◆ Article:

=-=-=

General Motors has been a definite linchpin of automotive Americana for over a century. At one point in time, it was the world's largest and most profitable automaker, its corporate presence dominating markets from Boston to Bavaria, from Sydney to Shanghai. The only other American conglomerate that was more globally ubiquitous with its product during this so-called "golden era" was Coca-Cola. GM has even contributed to significant milestones in human history during its one-hundred and six years on our third dirtball from the Sun — the Lunar Roving Vehicle used in the Apollo 15, 16, and 17 moon missions was developed, in part, by the Detroit-based motoring leviathan.
For every galvanized moment of triumphant prudence beaming through the company's long biography, GM has also proven to be equally as precipitous. You could devote page after page to the long shitlist of malevolent cars its built and poor business decisions its made and wind up with a New York Times best seller. Just ask Bob Lutz.
We're not here, however, to discuss the remarkable horror stories of two year-old Chevrolet Vegas with rusty floorpans and knee-jerk Ross Perot tie-ins. What we're here to discuss is the direct result of Mr. Smith telling Mr. Jones next door what Consumer Reports printed this month and to spend his hard-earned money on a Japanese import; the company's cumulative "kiss my ass" response to middle-class dinner table discussions about how poorly GM builds its uncompetitive cars and why the next family sedan will be a Honda. No, I'm not talking about the turbocharged V6-powered Buick Grand National and GNX muscle cars that managed to stir the loins of every middle-aged NASCAR spectator during the dawn of the Intimidator days. I'm talking about the GMC Syclone pickup truck.

=-=-=

◆ Given information:

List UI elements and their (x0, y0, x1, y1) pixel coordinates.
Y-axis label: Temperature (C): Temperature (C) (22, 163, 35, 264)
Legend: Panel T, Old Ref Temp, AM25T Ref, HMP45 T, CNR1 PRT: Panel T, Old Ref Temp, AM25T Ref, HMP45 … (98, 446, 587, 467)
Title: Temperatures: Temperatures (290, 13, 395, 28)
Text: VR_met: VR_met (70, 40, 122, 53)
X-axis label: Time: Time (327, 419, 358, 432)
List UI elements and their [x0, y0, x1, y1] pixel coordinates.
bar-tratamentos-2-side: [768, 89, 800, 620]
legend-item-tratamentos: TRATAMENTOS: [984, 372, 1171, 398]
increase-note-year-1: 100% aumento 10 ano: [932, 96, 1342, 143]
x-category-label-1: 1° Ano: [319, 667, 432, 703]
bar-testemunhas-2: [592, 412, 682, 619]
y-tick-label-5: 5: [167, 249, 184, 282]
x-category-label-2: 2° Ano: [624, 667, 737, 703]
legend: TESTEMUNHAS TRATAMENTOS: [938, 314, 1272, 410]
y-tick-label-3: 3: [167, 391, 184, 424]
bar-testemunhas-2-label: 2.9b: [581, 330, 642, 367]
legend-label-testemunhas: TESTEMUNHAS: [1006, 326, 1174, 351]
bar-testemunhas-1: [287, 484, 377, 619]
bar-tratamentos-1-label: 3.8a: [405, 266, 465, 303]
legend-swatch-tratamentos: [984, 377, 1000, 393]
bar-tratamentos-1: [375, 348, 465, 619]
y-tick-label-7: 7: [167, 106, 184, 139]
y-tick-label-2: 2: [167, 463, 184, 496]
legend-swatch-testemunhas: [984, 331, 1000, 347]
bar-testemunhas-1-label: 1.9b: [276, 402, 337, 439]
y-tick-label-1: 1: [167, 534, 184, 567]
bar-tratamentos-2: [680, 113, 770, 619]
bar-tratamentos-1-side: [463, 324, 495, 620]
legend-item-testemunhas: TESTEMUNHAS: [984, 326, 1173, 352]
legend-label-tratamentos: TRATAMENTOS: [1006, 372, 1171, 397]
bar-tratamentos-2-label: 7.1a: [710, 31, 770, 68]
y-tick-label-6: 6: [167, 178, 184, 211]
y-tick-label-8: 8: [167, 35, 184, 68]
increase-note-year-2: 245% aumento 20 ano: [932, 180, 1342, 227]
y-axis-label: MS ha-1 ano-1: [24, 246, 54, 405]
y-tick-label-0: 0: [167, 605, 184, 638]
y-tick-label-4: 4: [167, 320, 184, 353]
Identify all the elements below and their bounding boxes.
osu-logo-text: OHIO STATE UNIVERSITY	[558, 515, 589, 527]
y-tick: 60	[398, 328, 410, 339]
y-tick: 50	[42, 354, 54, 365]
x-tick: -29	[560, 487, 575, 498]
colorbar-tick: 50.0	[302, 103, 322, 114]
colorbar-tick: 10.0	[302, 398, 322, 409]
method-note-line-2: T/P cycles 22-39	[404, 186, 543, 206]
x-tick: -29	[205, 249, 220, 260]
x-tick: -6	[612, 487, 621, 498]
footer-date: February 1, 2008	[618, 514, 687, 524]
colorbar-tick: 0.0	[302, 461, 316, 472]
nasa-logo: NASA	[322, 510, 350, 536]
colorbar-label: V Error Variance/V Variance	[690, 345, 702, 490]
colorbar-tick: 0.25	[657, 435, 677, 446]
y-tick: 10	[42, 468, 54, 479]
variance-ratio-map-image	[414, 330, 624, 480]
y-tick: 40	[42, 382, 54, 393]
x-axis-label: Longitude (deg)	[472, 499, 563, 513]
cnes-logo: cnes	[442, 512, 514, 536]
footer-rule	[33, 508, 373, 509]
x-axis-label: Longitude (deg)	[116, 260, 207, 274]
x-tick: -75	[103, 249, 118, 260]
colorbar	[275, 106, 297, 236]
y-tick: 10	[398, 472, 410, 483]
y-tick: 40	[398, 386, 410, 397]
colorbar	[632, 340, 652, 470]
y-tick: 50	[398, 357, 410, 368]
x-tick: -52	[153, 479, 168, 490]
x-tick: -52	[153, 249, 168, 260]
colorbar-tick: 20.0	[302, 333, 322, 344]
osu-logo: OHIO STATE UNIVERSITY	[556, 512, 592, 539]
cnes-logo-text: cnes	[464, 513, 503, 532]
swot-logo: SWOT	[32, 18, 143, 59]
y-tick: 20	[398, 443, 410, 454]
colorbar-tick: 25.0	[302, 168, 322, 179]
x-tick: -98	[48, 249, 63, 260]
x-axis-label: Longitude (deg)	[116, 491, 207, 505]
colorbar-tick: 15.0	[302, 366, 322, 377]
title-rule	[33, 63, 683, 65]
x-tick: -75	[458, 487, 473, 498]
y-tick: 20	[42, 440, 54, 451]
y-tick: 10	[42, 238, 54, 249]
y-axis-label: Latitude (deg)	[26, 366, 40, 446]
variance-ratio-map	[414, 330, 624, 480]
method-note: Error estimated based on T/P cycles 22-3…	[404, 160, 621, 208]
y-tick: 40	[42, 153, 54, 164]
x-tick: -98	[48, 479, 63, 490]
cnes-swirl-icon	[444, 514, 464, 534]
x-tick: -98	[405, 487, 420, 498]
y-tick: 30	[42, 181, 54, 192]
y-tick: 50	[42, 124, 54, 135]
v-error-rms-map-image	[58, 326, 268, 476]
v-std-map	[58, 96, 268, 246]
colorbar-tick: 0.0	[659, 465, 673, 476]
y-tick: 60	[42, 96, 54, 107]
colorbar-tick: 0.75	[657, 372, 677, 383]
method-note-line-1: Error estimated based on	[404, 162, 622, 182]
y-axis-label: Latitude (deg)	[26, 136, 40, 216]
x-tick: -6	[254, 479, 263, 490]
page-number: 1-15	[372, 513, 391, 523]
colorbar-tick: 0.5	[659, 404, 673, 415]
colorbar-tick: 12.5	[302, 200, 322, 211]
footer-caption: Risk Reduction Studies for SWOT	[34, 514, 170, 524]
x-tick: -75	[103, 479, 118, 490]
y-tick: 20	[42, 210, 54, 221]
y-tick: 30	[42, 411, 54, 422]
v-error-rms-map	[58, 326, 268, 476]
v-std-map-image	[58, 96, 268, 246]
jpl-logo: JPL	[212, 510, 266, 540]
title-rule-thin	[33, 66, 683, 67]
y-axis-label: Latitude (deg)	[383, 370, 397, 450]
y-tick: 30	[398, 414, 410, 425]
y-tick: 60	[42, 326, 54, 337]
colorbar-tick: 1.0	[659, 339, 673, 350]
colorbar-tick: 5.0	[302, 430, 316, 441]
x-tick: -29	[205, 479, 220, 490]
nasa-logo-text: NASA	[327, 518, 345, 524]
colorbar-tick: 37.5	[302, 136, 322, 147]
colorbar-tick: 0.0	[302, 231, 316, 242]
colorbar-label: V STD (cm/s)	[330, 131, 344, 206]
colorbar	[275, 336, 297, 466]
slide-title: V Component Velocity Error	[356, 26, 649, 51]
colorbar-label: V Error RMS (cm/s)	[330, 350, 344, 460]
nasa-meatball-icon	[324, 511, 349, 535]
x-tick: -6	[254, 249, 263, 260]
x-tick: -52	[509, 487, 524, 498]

=-=-=

◆ Problem:
Write the next part of the article on General Motors and the GMC Syclone, picking up after its final sentence. The lines above are not needed for this exercise.

◆ Answer to this task:
Before we dig in on GM's Van Gogh moment, let's continue to bird walk just a little first to better understand an essential element of what made the Syclone tick. Like General Motors, the pickup truck is another staple of motoring culture here in America. For the hard-working contractors, electricians, and plumbers across the nation, they're as much of a rolling toolbox as they are an actual tool. For other individuals with an urban cowboy personality disorder, they're a tasteless fashion accessory that they believe adds to their artificial "work-bred, work tough" aura. There is a third category of truck buyers who neither use their pickups for work or to impress the hottest piece of trailer trash chain smoking Virginia Slims out on the patio of some backwater Dairy Queen. These pickup owners treat their purchases as performance vehicles.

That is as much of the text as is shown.